## PROBLEM STATEMENT:
Write out every entry exactly as it stands.

** begin MATERIAL FOR THIS EXERCISE **

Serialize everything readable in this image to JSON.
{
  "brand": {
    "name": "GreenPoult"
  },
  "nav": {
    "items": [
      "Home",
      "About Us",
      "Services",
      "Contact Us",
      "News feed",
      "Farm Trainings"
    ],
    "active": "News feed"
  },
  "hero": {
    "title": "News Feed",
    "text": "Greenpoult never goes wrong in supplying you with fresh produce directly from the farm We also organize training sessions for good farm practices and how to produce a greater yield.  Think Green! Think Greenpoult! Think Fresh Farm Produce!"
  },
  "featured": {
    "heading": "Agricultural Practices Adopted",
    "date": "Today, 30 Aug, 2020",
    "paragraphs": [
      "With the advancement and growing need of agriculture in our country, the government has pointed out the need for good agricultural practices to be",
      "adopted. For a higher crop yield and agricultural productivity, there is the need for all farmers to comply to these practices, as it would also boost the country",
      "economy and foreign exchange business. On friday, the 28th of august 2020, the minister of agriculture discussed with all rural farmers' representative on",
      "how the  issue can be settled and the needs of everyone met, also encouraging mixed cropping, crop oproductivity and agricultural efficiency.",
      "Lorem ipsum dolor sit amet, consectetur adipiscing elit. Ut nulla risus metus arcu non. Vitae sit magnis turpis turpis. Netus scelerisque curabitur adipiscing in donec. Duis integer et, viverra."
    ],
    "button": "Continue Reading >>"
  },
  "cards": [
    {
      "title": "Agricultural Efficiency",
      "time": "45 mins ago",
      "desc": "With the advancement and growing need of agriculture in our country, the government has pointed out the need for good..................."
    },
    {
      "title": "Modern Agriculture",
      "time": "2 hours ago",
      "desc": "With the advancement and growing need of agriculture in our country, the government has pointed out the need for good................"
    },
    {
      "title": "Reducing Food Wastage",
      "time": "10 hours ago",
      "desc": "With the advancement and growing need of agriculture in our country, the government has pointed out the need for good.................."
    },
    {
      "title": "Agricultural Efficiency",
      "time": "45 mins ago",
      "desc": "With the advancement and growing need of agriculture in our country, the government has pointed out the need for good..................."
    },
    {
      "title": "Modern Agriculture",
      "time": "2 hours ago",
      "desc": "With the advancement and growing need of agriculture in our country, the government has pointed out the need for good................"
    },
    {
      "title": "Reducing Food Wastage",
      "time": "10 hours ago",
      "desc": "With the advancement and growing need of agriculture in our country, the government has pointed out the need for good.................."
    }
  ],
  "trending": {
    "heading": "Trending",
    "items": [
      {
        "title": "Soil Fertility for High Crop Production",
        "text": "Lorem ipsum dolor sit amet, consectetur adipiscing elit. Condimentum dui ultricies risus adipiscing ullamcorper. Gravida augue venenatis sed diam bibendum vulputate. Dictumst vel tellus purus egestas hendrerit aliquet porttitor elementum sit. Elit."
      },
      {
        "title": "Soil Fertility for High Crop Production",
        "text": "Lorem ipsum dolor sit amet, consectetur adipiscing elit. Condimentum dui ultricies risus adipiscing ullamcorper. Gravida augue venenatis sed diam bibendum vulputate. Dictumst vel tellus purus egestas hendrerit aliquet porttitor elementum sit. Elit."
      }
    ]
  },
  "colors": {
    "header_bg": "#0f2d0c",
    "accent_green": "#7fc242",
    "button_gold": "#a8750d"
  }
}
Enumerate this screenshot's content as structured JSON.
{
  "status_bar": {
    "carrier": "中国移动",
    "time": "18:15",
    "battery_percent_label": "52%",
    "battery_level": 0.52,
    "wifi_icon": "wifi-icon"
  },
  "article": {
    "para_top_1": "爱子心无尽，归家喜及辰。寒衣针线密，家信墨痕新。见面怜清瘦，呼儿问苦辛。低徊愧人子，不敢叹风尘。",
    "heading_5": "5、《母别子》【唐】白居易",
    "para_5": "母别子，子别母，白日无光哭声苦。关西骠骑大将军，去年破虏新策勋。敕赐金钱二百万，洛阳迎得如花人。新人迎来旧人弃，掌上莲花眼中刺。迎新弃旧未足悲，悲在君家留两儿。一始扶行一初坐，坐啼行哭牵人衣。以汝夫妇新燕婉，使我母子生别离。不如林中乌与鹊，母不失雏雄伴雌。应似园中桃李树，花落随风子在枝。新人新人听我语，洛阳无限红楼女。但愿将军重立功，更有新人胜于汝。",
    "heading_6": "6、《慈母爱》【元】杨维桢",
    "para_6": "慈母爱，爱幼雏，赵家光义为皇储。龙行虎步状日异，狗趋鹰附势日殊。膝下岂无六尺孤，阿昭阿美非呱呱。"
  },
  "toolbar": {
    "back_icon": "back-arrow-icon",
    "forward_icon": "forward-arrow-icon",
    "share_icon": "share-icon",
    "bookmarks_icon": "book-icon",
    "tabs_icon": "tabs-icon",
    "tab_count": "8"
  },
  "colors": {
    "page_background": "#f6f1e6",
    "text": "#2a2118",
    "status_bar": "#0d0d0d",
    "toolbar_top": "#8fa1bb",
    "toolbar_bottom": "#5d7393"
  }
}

** end MATERIAL FOR THIS EXERCISE **

## WRITTEN SOLUTION:
Serialize everything readable in this image to JSON.
{
  "brand": {
    "name": "GreenPoult"
  },
  "nav": {
    "items": [
      "Home",
      "About Us",
      "Services",
      "Contact Us",
      "News feed",
      "Farm Trainings"
    ],
    "active": "News feed"
  },
  "hero": {
    "title": "News Feed",
    "text": "Greenpoult never goes wrong in supplying you with fresh produce directly from the farm We also organize training sessions for good farm practices and how to produce a greater yield.  Think Green! Think Greenpoult! Think Fresh Farm Produce!"
  },
  "featured": {
    "heading": "Agricultural Practices Adopted",
    "date": "Today, 30 Aug, 2020",
    "paragraphs": [
      "With the advancement and growing need of agriculture in our country, the government has pointed out the need for good agricultural practices to be",
      "adopted. For a higher crop yield and agricultural productivity, there is the need for all farmers to comply to these practices, as it would also boost the country",
      "economy and foreign exchange business. On friday, the 28th of august 2020, the minister of agriculture discussed with all rural farmers' representative on",
      "how the  issue can be settled and the needs of everyone met, also encouraging mixed cropping, crop oproductivity and agricultural efficiency.",
      "Lorem ipsum dolor sit amet, consectetur adipiscing elit. Ut nulla risus metus arcu non. Vitae sit magnis turpis turpis. Netus scelerisque curabitur adipiscing in donec. Duis integer et, viverra."
    ],
    "button": "Continue Reading >>"
  },
  "cards": [
    {
      "title": "Agricultural Efficiency",
      "time": "45 mins ago",
      "desc": "With the advancement and growing need of agriculture in our country, the government has pointed out the need for good..................."
    },
    {
      "title": "Modern Agriculture",
      "time": "2 hours ago",
      "desc": "With the advancement and growing need of agriculture in our country, the government has pointed out the need for good................"
    },
    {
      "title": "Reducing Food Wastage",
      "time": "10 hours ago",
      "desc": "With the advancement and growing need of agriculture in our country, the government has pointed out the need for good.................."
    },
    {
      "title": "Agricultural Efficiency",
      "time": "45 mins ago",
      "desc": "With the advancement and growing need of agriculture in our country, the government has pointed out the need for good..................."
    },
    {
      "title": "Modern Agriculture",
      "time": "2 hours ago",
      "desc": "With the advancement and growing need of agriculture in our country, the government has pointed out the need for good................"
    },
    {
      "title": "Reducing Food Wastage",
      "time": "10 hours ago",
      "desc": "With the advancement and growing need of agriculture in our country, the government has pointed out the need for good.................."
    }
  ],
  "trending": {
    "heading": "Trending",
    "items": [
      {
        "title": "Soil Fertility for High Crop Production",
        "text": "Lorem ipsum dolor sit amet, consectetur adipiscing elit. Condimentum dui ultricies risus adipiscing ullamcorper. Gravida augue venenatis sed diam bibendum vulputate. Dictumst vel tellus purus egestas hendrerit aliquet porttitor elementum sit. Elit."
      },
      {
        "title": "Soil Fertility for High Crop Production",
        "text": "Lorem ipsum dolor sit amet, consectetur adipiscing elit. Condimentum dui ultricies risus adipiscing ullamcorper. Gravida augue venenatis sed diam bibendum vulputate. Dictumst vel tellus purus egestas hendrerit aliquet porttitor elementum sit. Elit."
      }
    ]
  },
  "colors": {
    "header_bg": "#0f2d0c",
    "accent_green": "#7fc242",
    "button_gold": "#a8750d"
  }
}
Enumerate this screenshot's content as structured JSON.
{
  "status_bar": {
    "carrier": "中国移动",
    "time": "18:15",
    "battery_percent_label": "52%",
    "battery_level": 0.52,
    "wifi_icon": "wifi-icon"
  },
  "article": {
    "para_top_1": "爱子心无尽，归家喜及辰。寒衣针线密，家信墨痕新。见面怜清瘦，呼儿问苦辛。低徊愧人子，不敢叹风尘。",
    "heading_5": "5、《母别子》【唐】白居易",
    "para_5": "母别子，子别母，白日无光哭声苦。关西骠骑大将军，去年破虏新策勋。敕赐金钱二百万，洛阳迎得如花人。新人迎来旧人弃，掌上莲花眼中刺。迎新弃旧未足悲，悲在君家留两儿。一始扶行一初坐，坐啼行哭牵人衣。以汝夫妇新燕婉，使我母子生别离。不如林中乌与鹊，母不失雏雄伴雌。应似园中桃李树，花落随风子在枝。新人新人听我语，洛阳无限红楼女。但愿将军重立功，更有新人胜于汝。",
    "heading_6": "6、《慈母爱》【元】杨维桢",
    "para_6": "慈母爱，爱幼雏，赵家光义为皇储。龙行虎步状日异，狗趋鹰附势日殊。膝下岂无六尺孤，阿昭阿美非呱呱。"
  },
  "toolbar": {
    "back_icon": "back-arrow-icon",
    "forward_icon": "forward-arrow-icon",
    "share_icon": "share-icon",
    "bookmarks_icon": "book-icon",
    "tabs_icon": "tabs-icon",
    "tab_count": "8"
  },
  "colors": {
    "page_background": "#f6f1e6",
    "text": "#2a2118",
    "status_bar": "#0d0d0d",
    "toolbar_top": "#8fa1bb",
    "toolbar_bottom": "#5d7393"
  }
}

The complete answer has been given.